◆ Given instruction ◆
Extract the text of each entry below exactly, leaving every image behind.

◆ Dataset rows ◆
● ● ● ● ● ● ●
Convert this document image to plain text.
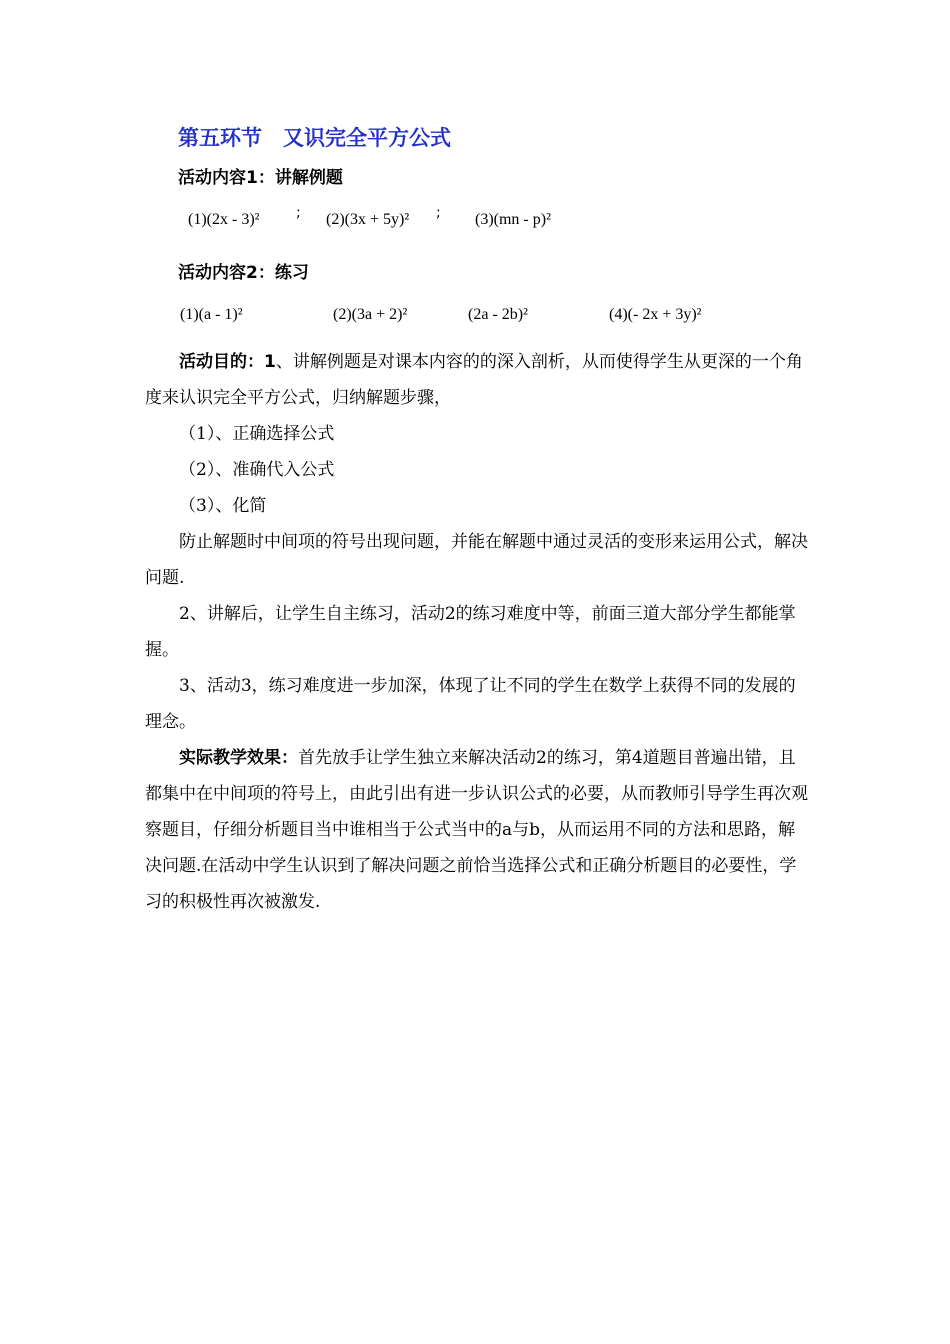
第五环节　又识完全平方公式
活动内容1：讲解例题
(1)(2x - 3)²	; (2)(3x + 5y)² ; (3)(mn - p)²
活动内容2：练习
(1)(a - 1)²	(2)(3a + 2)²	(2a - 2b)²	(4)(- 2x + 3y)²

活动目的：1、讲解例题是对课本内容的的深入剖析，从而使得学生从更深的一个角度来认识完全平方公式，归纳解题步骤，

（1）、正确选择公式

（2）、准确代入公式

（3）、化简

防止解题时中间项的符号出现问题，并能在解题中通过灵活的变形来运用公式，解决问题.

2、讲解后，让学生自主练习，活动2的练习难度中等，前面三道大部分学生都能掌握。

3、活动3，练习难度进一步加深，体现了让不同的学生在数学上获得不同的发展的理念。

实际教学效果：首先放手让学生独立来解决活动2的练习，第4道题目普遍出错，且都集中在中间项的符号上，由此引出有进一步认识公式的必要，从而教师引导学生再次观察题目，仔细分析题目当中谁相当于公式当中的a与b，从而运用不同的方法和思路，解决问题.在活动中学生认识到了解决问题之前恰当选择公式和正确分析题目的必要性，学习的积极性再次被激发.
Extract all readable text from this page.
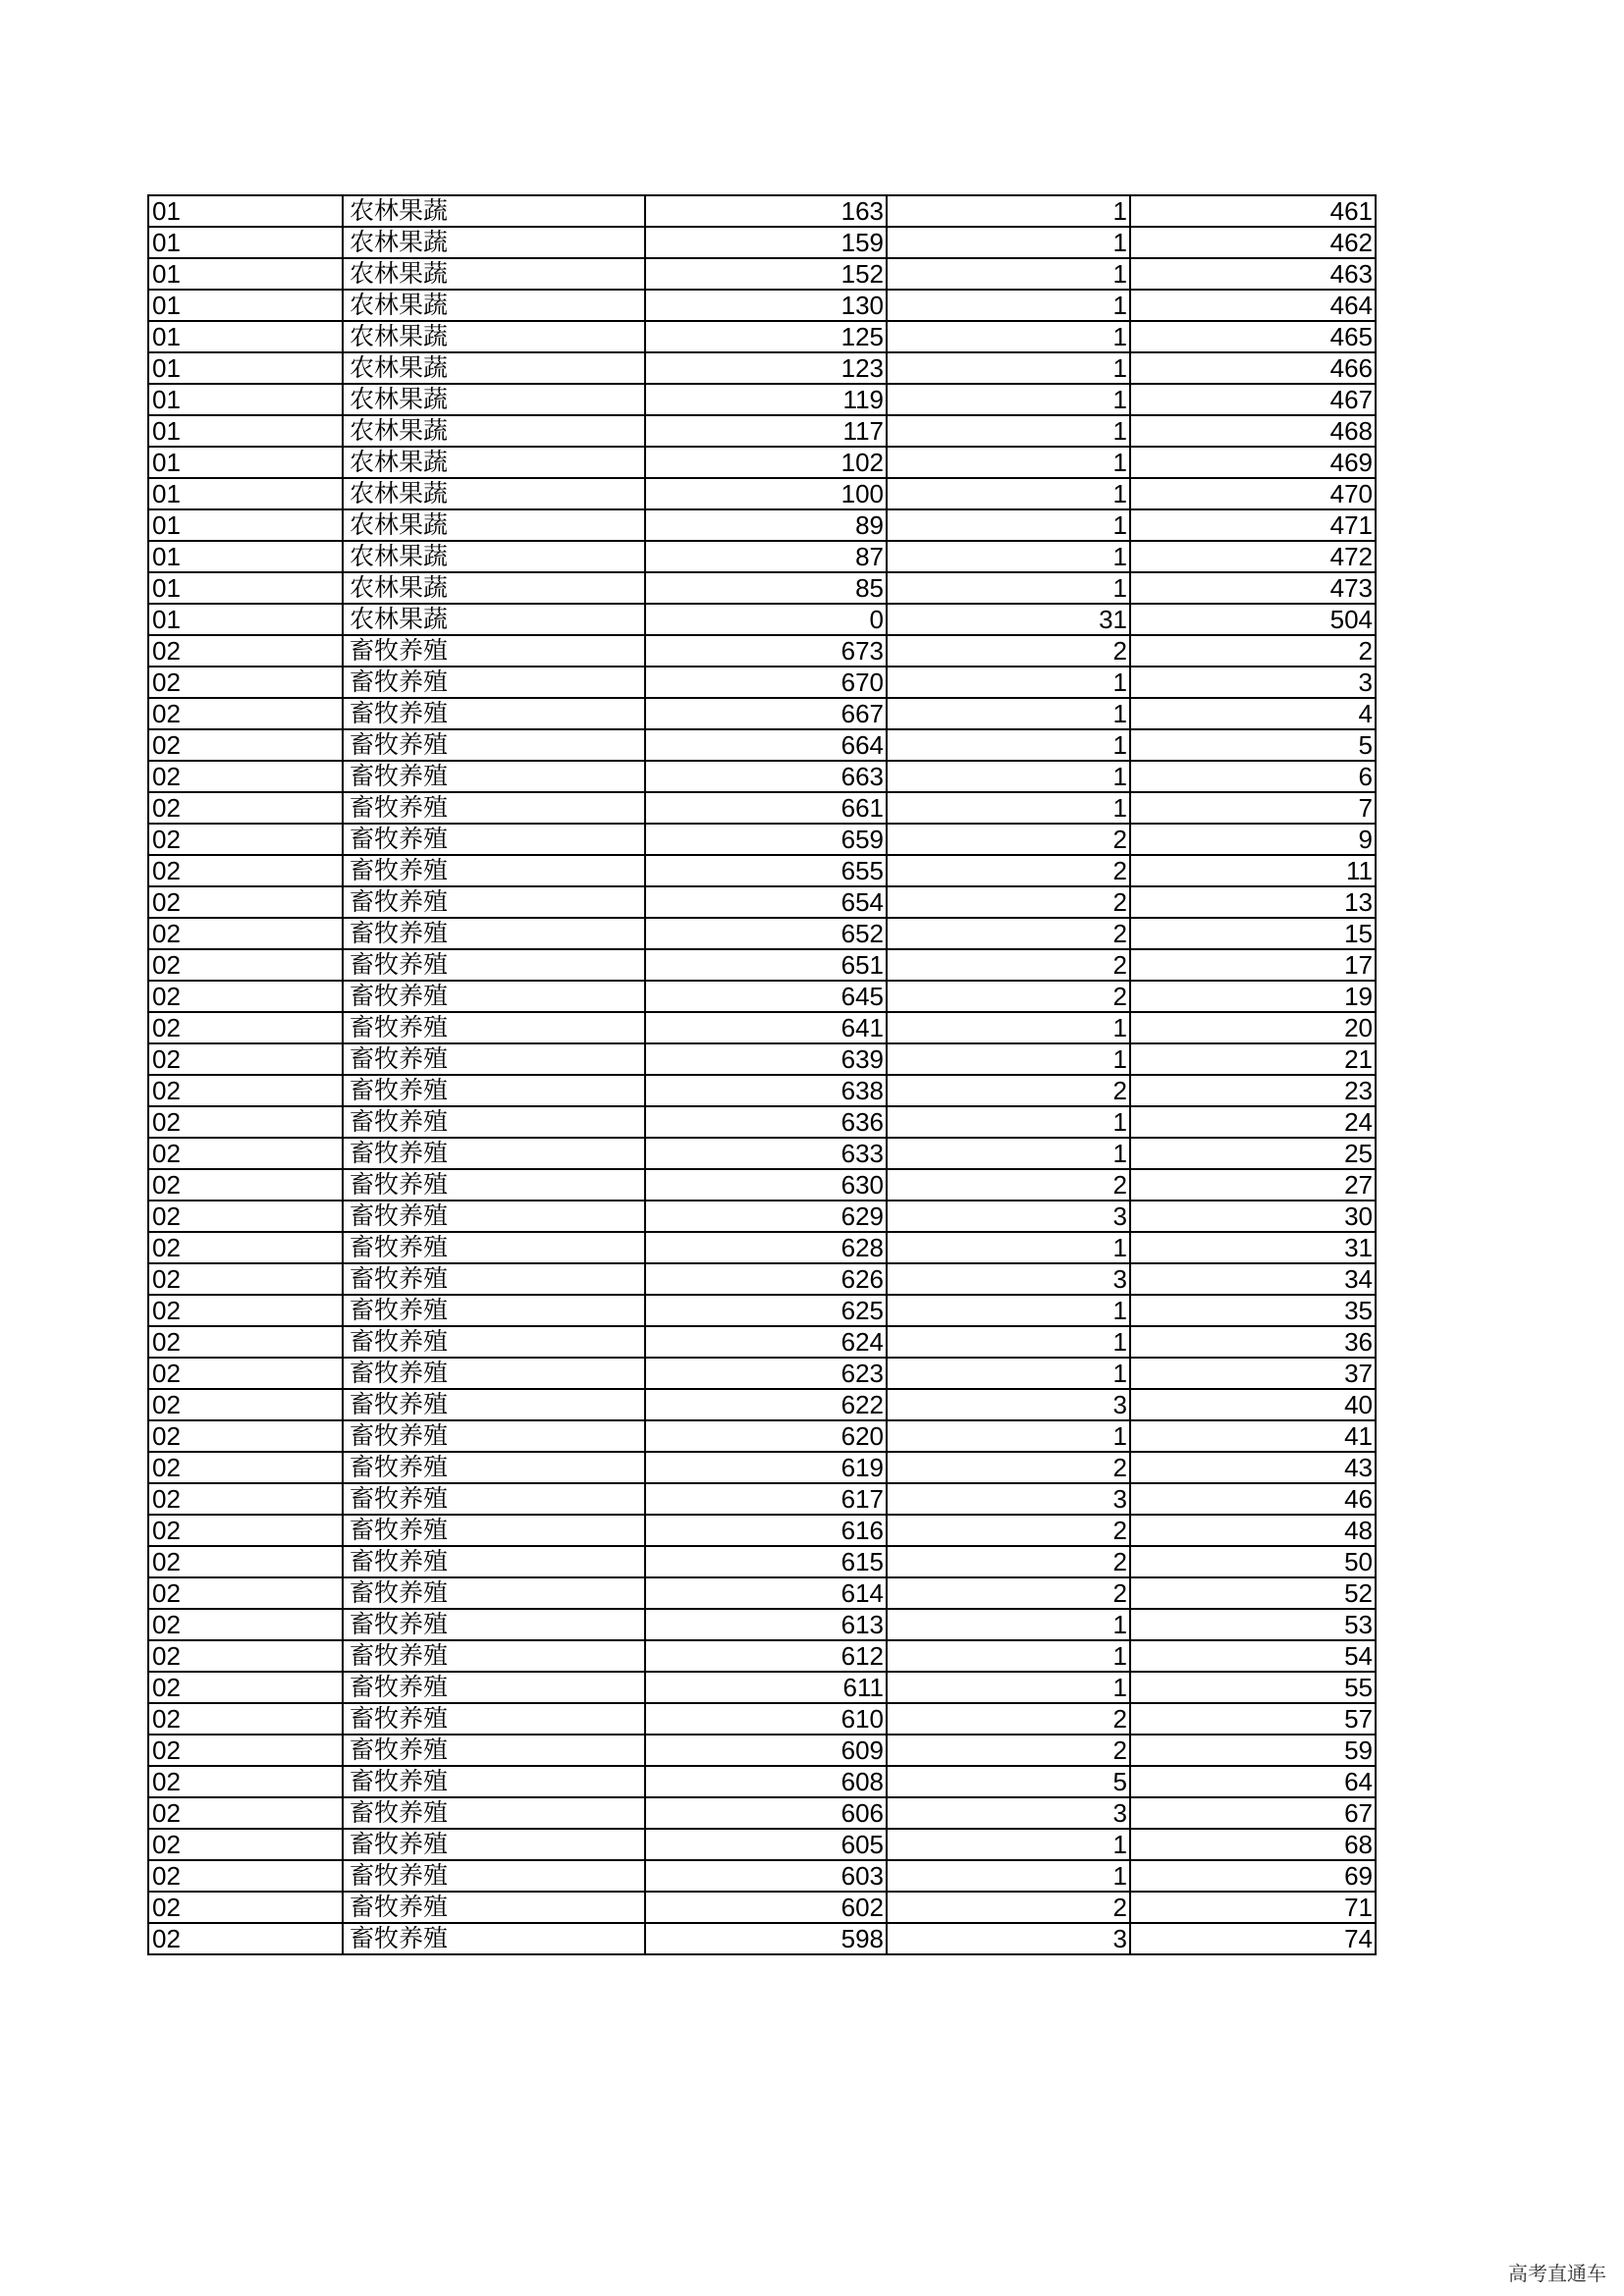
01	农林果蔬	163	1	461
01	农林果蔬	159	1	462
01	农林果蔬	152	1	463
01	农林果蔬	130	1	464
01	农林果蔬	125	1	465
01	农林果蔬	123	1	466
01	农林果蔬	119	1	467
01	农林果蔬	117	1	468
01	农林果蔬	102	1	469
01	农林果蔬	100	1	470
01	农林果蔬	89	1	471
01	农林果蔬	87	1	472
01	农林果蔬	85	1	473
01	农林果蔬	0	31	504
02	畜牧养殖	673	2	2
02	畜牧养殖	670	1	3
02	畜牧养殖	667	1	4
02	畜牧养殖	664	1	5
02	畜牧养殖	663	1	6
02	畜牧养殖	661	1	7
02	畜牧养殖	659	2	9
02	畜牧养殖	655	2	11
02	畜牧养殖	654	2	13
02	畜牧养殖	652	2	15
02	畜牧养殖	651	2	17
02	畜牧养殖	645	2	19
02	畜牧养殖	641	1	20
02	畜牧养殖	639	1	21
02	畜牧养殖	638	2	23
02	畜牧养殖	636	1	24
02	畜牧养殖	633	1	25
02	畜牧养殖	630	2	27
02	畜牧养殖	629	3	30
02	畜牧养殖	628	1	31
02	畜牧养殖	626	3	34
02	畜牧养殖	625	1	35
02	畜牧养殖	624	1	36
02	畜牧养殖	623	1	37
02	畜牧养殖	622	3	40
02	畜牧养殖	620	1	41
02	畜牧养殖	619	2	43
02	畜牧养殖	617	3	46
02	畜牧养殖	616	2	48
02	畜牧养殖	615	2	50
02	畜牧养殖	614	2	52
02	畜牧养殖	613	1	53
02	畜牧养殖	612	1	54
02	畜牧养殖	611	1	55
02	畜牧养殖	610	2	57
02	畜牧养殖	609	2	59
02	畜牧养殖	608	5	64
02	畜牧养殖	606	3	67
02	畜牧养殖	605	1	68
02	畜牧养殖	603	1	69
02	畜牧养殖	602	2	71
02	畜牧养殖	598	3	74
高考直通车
● ● ● ● ● ● ●
◆ The response ◆
Convert this document image to plain text.
第五环节　又识完全平方公式
活动内容1：讲解例题
(1)(2x - 3)²	; (2)(3x + 5y)² ; (3)(mn - p)²
活动内容2：练习
(1)(a - 1)²	(2)(3a + 2)²	(2a - 2b)²	(4)(- 2x + 3y)²

活动目的：1、讲解例题是对课本内容的的深入剖析，从而使得学生从更深的一个角度来认识完全平方公式，归纳解题步骤，

（1）、正确选择公式

（2）、准确代入公式

（3）、化简

防止解题时中间项的符号出现问题，并能在解题中通过灵活的变形来运用公式，解决问题.

2、讲解后，让学生自主练习，活动2的练习难度中等，前面三道大部分学生都能掌握。

3、活动3，练习难度进一步加深，体现了让不同的学生在数学上获得不同的发展的理念。

实际教学效果：首先放手让学生独立来解决活动2的练习，第4道题目普遍出错，且都集中在中间项的符号上，由此引出有进一步认识公式的必要，从而教师引导学生再次观察题目，仔细分析题目当中谁相当于公式当中的a与b，从而运用不同的方法和思路，解决问题.在活动中学生认识到了解决问题之前恰当选择公式和正确分析题目的必要性，学习的积极性再次被激发.
Extract all readable text from this page.
01	农林果蔬	163	1	461
01	农林果蔬	159	1	462
01	农林果蔬	152	1	463
01	农林果蔬	130	1	464
01	农林果蔬	125	1	465
01	农林果蔬	123	1	466
01	农林果蔬	119	1	467
01	农林果蔬	117	1	468
01	农林果蔬	102	1	469
01	农林果蔬	100	1	470
01	农林果蔬	89	1	471
01	农林果蔬	87	1	472
01	农林果蔬	85	1	473
01	农林果蔬	0	31	504
02	畜牧养殖	673	2	2
02	畜牧养殖	670	1	3
02	畜牧养殖	667	1	4
02	畜牧养殖	664	1	5
02	畜牧养殖	663	1	6
02	畜牧养殖	661	1	7
02	畜牧养殖	659	2	9
02	畜牧养殖	655	2	11
02	畜牧养殖	654	2	13
02	畜牧养殖	652	2	15
02	畜牧养殖	651	2	17
02	畜牧养殖	645	2	19
02	畜牧养殖	641	1	20
02	畜牧养殖	639	1	21
02	畜牧养殖	638	2	23
02	畜牧养殖	636	1	24
02	畜牧养殖	633	1	25
02	畜牧养殖	630	2	27
02	畜牧养殖	629	3	30
02	畜牧养殖	628	1	31
02	畜牧养殖	626	3	34
02	畜牧养殖	625	1	35
02	畜牧养殖	624	1	36
02	畜牧养殖	623	1	37
02	畜牧养殖	622	3	40
02	畜牧养殖	620	1	41
02	畜牧养殖	619	2	43
02	畜牧养殖	617	3	46
02	畜牧养殖	616	2	48
02	畜牧养殖	615	2	50
02	畜牧养殖	614	2	52
02	畜牧养殖	613	1	53
02	畜牧养殖	612	1	54
02	畜牧养殖	611	1	55
02	畜牧养殖	610	2	57
02	畜牧养殖	609	2	59
02	畜牧养殖	608	5	64
02	畜牧养殖	606	3	67
02	畜牧养殖	605	1	68
02	畜牧养殖	603	1	69
02	畜牧养殖	602	2	71
02	畜牧养殖	598	3	74
高考直通车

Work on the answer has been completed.